* Items from a data source:
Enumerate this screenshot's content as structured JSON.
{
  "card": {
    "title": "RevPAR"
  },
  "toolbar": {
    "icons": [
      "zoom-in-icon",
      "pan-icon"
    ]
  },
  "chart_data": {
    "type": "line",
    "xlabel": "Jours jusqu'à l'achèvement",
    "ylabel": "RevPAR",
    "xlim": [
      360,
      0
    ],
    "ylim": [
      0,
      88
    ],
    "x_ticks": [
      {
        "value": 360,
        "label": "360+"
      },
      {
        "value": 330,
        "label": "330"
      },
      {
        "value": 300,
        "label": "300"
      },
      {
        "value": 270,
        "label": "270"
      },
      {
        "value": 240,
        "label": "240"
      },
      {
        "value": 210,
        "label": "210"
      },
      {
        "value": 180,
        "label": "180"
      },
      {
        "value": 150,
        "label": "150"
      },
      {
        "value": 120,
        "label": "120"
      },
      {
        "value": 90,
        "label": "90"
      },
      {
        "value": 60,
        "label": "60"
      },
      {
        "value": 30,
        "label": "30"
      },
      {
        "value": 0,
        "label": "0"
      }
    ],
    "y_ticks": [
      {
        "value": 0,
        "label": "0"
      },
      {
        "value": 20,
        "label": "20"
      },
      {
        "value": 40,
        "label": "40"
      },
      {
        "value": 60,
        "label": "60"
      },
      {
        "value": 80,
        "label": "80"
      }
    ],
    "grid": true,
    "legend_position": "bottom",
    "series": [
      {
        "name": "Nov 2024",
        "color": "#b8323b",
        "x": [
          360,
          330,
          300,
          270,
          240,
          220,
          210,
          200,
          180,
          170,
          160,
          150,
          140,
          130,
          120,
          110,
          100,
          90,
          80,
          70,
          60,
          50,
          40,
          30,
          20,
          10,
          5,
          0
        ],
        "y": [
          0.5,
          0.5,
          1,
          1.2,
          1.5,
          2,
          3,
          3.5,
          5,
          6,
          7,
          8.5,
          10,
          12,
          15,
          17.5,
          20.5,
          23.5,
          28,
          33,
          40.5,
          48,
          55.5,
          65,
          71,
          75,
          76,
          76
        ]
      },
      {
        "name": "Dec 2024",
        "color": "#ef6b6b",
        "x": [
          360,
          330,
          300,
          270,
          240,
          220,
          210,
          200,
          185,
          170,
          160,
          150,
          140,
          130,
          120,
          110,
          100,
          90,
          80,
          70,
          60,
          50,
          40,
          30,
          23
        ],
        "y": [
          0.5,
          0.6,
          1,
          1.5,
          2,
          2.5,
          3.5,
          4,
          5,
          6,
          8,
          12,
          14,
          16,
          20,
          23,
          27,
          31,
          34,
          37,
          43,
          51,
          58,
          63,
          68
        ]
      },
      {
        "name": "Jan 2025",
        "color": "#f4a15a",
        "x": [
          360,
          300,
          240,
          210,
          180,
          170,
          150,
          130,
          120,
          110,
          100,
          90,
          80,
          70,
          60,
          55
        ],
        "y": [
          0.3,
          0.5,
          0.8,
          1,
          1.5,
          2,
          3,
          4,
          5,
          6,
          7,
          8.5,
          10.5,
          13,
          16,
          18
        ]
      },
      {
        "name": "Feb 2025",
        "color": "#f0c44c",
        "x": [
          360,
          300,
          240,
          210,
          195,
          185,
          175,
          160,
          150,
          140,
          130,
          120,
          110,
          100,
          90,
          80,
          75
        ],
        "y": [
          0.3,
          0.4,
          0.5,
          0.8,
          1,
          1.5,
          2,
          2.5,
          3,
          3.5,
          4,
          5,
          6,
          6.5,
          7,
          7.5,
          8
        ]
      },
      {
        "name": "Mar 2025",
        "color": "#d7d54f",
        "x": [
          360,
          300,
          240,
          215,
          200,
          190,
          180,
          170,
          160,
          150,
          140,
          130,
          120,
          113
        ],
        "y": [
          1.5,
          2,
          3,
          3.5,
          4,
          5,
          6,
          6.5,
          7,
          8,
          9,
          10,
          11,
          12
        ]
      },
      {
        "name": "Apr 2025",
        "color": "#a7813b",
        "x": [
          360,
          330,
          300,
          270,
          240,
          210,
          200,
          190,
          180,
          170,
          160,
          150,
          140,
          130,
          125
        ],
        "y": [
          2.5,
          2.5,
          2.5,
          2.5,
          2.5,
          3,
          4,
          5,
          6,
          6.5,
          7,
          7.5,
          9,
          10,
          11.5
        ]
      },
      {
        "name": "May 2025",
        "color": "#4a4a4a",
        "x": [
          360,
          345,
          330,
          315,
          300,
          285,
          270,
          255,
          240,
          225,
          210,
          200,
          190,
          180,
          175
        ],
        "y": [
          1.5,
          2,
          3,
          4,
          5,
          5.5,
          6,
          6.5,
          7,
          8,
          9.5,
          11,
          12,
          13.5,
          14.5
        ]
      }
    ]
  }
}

* YOUR INSTRUCTIONS: Collect the lines of the records that include the string "color".

* WRITTEN RESPONSE:
        "color": "#b8323b",
        "color": "#ef6b6b",
        "color": "#f4a15a",
        "color": "#f0c44c",
        "color": "#d7d54f",
        "color": "#a7813b",
        "color": "#4a4a4a",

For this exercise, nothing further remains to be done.